» **Source data**
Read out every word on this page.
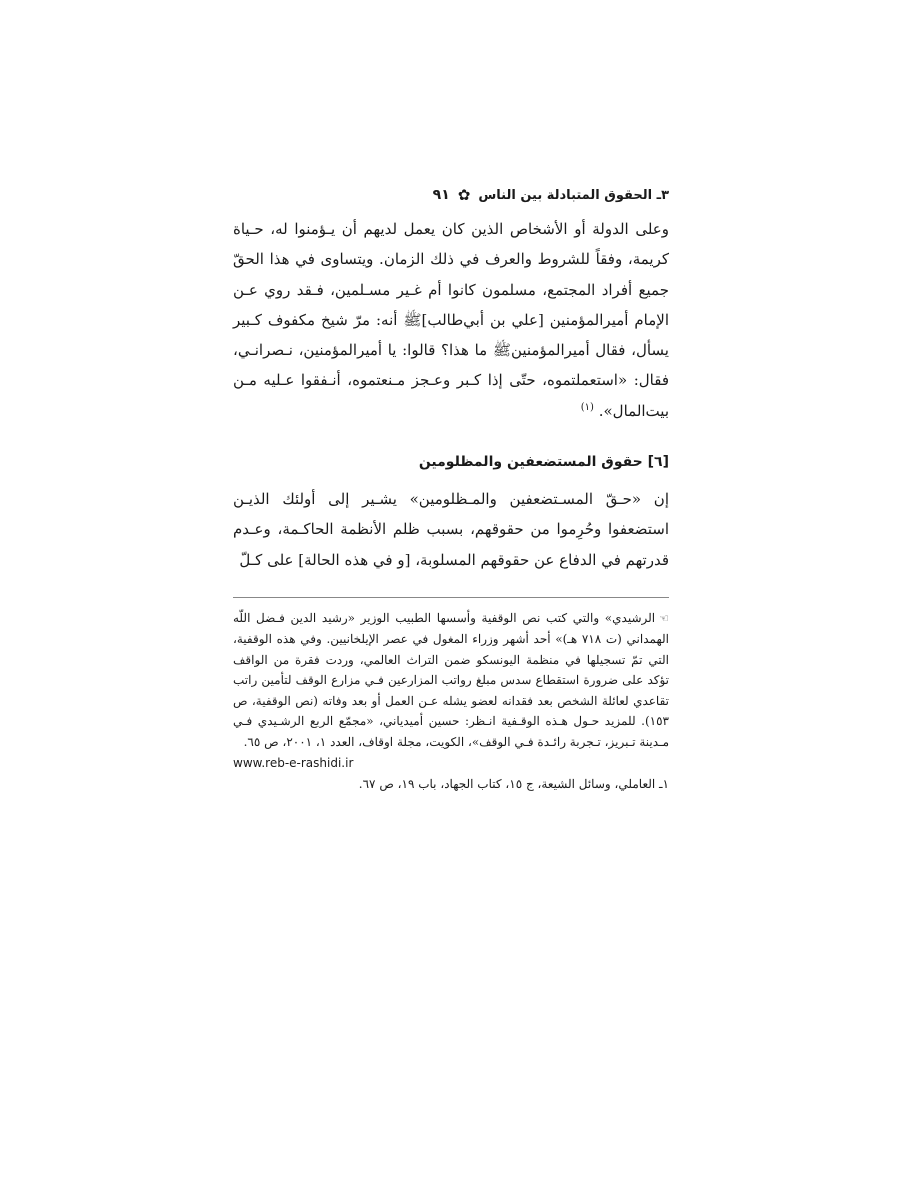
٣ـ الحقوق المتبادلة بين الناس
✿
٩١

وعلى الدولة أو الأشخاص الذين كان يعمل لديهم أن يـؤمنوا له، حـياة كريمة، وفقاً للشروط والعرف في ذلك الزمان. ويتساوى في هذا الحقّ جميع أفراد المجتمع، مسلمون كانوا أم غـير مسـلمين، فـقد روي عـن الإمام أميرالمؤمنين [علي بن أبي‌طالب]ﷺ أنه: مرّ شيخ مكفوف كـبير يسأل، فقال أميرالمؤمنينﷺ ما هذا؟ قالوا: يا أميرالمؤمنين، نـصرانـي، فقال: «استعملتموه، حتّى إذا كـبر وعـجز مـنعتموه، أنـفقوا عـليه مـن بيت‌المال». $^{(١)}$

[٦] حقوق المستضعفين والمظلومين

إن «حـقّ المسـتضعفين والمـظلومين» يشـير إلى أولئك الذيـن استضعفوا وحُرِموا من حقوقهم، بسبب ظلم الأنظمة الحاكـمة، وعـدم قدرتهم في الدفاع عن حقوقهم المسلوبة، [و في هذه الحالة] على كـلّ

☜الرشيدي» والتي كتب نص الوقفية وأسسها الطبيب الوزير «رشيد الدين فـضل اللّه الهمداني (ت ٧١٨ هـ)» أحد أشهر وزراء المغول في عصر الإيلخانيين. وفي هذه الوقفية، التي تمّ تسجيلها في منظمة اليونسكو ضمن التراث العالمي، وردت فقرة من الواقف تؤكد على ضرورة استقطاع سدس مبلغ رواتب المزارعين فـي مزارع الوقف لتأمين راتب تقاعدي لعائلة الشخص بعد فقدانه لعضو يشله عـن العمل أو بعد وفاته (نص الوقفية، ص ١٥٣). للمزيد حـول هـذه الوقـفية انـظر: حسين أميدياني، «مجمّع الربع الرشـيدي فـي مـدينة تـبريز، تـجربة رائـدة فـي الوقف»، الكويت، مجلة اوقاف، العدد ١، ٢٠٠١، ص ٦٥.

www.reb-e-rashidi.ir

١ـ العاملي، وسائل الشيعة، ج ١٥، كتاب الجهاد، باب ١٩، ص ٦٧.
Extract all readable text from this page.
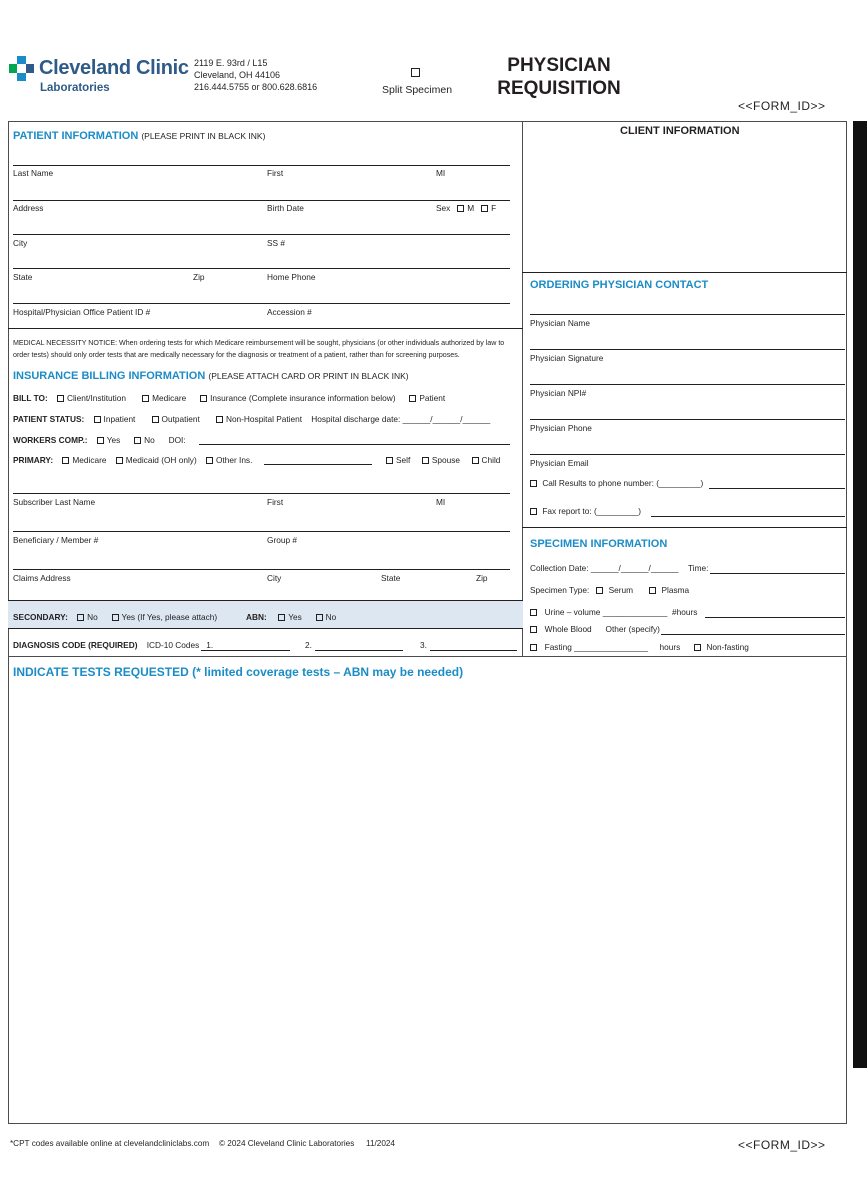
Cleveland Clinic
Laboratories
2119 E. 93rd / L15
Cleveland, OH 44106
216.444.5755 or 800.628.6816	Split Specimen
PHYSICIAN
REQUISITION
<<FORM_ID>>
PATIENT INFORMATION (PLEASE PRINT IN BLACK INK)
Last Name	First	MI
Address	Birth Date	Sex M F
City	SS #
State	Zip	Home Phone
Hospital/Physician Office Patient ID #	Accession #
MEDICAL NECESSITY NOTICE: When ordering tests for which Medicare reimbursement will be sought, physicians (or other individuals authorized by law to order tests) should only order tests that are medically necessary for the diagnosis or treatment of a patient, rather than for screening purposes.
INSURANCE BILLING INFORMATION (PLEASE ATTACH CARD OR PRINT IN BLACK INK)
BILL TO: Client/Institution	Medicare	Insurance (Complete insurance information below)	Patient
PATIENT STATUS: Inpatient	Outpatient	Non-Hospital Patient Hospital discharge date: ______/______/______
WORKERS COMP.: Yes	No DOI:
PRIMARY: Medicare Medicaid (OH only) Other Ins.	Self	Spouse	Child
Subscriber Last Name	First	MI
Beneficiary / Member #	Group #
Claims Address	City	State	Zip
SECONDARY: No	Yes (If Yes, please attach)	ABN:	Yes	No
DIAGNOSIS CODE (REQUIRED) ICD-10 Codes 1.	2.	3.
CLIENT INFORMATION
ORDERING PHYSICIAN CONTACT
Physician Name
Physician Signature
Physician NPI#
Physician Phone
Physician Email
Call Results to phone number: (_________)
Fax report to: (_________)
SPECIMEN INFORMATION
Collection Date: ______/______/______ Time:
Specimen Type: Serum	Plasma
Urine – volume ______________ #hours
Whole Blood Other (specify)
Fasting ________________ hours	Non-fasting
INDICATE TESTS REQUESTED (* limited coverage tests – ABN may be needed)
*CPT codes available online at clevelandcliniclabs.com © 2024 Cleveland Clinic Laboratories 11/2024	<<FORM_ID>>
---
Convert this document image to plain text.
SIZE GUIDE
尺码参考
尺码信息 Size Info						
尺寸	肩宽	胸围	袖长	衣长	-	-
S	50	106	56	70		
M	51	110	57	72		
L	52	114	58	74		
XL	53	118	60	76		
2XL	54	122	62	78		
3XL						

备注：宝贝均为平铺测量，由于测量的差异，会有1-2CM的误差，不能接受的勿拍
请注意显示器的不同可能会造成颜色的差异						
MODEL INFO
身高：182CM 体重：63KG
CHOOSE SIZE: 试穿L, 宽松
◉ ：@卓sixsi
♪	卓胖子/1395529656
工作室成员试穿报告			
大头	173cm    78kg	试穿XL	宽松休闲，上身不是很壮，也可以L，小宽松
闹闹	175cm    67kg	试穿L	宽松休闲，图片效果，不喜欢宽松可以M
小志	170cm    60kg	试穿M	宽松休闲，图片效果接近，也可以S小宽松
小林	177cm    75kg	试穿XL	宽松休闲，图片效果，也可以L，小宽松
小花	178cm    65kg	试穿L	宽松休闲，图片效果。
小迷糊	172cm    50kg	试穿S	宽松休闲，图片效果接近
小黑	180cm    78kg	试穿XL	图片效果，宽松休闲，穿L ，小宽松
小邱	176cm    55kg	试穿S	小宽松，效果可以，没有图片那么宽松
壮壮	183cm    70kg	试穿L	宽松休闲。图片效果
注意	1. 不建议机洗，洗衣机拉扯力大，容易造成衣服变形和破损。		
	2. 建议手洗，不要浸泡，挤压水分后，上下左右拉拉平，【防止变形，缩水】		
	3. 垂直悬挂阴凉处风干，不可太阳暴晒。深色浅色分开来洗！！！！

» **GIVEN REQUEST**
Each line in the material either holds the string "City" or does not. State how many do, and nothing else.

» **SOLUTION**
2